Below are some records. Count the lines with "turismo" in them and give nothing but the total.

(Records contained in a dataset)

^^^^^^^^

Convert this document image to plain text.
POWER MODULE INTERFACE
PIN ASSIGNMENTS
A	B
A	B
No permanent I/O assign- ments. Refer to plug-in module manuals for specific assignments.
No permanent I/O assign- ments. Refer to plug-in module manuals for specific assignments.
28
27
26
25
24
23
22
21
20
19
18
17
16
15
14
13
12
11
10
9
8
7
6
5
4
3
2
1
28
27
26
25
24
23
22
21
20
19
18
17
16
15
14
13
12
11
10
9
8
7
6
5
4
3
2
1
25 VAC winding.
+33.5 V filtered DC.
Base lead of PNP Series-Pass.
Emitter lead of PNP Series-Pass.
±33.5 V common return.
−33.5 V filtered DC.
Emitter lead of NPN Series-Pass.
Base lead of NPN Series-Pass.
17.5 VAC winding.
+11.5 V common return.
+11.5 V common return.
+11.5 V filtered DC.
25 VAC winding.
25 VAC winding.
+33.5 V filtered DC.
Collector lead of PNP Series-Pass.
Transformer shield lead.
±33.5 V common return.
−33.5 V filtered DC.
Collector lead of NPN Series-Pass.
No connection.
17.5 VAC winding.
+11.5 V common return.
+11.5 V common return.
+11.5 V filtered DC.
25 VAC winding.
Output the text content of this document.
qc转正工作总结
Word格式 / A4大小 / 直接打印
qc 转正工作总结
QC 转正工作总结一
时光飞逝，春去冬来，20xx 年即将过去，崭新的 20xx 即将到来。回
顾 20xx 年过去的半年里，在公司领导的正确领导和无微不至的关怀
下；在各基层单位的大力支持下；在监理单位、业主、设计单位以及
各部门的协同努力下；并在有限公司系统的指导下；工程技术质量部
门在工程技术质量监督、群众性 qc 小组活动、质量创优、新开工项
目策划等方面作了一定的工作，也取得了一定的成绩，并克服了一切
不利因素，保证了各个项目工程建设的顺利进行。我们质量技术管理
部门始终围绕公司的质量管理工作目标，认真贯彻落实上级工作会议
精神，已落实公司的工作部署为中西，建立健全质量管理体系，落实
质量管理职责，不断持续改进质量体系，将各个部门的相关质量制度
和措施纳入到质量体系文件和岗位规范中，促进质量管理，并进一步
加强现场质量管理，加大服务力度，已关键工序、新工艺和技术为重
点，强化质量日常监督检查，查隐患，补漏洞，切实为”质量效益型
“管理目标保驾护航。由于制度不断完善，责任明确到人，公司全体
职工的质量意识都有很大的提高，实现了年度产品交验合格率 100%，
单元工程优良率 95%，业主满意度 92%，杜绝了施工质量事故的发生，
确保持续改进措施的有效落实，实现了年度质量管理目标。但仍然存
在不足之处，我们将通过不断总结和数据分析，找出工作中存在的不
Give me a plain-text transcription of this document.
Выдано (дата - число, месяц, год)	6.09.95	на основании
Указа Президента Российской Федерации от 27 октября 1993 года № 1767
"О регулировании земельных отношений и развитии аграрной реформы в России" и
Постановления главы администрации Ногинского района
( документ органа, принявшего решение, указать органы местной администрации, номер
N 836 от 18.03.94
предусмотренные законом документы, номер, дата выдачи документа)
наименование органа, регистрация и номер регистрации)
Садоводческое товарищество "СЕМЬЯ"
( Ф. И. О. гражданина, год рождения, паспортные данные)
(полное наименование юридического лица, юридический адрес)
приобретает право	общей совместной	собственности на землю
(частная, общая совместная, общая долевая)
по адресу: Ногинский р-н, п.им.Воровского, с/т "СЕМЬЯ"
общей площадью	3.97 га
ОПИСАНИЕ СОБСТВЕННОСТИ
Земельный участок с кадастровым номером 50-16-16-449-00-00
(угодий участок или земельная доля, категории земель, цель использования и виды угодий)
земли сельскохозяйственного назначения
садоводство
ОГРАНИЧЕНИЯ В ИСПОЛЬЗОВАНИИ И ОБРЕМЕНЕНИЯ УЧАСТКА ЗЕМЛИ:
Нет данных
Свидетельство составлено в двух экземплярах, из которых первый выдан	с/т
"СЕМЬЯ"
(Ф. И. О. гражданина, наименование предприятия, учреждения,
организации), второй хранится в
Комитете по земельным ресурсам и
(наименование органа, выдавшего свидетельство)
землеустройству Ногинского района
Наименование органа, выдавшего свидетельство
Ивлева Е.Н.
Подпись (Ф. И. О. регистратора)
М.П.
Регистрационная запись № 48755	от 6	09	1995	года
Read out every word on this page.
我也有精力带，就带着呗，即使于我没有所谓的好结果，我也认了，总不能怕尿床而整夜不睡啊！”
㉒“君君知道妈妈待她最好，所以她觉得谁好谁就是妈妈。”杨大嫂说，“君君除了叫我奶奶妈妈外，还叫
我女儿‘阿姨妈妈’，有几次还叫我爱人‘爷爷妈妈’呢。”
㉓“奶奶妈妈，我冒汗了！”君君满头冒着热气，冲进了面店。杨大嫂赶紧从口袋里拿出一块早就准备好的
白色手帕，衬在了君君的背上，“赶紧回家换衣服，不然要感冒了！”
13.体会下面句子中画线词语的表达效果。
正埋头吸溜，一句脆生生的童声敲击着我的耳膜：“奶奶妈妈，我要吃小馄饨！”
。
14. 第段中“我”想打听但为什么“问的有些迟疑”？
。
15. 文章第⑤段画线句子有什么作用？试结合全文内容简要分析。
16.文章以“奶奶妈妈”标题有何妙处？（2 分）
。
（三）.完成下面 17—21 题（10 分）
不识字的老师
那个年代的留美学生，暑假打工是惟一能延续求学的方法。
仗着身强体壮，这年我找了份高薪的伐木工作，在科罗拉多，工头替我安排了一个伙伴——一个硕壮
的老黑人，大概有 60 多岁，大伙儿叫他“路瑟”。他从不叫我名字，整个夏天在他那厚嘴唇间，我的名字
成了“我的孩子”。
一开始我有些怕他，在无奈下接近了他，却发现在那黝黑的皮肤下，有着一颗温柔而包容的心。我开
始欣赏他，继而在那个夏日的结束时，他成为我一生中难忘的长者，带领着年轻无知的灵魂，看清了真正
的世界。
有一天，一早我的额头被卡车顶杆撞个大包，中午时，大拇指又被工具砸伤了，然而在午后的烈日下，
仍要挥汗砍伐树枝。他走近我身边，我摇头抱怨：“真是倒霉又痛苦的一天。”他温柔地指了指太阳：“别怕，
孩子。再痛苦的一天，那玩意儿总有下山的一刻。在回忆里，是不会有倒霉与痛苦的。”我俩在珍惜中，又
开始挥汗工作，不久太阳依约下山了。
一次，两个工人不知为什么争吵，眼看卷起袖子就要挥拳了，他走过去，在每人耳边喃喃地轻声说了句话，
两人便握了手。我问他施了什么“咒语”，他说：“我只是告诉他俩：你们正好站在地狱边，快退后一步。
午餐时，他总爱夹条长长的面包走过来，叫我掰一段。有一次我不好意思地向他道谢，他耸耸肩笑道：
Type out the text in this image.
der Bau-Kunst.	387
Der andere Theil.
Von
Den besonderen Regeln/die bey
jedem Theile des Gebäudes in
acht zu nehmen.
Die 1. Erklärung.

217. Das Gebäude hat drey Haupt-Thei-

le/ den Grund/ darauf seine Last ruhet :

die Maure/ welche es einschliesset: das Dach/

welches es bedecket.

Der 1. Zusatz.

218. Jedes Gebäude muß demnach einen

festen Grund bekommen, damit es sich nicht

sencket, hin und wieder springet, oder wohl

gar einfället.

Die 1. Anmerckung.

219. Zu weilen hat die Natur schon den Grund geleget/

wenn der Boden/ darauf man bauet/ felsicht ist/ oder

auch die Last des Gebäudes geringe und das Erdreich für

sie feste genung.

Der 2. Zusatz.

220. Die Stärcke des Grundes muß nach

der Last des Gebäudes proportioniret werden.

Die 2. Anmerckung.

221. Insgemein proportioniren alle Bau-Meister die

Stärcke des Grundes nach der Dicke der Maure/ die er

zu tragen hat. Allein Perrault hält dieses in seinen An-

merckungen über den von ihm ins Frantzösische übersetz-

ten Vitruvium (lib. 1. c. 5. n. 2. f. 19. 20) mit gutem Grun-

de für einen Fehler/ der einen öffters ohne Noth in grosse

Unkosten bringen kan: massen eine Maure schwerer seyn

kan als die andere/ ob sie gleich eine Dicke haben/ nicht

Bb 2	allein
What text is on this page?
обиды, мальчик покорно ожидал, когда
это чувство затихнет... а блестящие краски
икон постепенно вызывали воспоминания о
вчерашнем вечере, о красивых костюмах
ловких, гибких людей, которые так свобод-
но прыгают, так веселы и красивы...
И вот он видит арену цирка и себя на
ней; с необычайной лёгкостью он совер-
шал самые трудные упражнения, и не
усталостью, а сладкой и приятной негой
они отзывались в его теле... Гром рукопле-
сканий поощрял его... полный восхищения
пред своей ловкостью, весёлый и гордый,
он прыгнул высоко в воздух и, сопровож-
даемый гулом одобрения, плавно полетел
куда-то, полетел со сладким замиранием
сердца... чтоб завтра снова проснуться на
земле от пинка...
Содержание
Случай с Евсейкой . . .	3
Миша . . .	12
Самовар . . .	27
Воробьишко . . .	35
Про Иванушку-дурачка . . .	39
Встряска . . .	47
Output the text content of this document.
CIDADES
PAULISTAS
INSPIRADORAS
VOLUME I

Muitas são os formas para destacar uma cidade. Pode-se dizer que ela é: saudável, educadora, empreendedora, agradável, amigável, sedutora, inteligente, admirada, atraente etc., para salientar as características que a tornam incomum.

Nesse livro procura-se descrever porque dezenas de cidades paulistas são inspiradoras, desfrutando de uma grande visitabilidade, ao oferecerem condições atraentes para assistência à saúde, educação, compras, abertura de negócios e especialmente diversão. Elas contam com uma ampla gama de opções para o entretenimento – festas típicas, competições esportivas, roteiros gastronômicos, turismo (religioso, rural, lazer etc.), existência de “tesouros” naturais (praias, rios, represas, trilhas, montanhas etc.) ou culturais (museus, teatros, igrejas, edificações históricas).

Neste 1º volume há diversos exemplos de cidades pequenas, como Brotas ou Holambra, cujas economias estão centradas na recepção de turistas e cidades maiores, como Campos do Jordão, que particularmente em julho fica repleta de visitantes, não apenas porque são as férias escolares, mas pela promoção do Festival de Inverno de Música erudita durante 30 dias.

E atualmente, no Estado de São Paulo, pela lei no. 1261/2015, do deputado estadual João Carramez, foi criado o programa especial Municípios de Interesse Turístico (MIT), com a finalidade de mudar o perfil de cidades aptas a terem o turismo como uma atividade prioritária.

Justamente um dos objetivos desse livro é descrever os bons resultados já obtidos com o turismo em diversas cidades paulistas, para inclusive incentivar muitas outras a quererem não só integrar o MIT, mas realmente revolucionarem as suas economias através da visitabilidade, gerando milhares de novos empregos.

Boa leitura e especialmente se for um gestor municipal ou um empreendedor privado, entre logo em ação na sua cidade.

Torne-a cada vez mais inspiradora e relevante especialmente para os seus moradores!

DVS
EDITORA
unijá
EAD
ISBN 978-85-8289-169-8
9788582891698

^^^^^^^^

**EXERCISE RESULT:** 3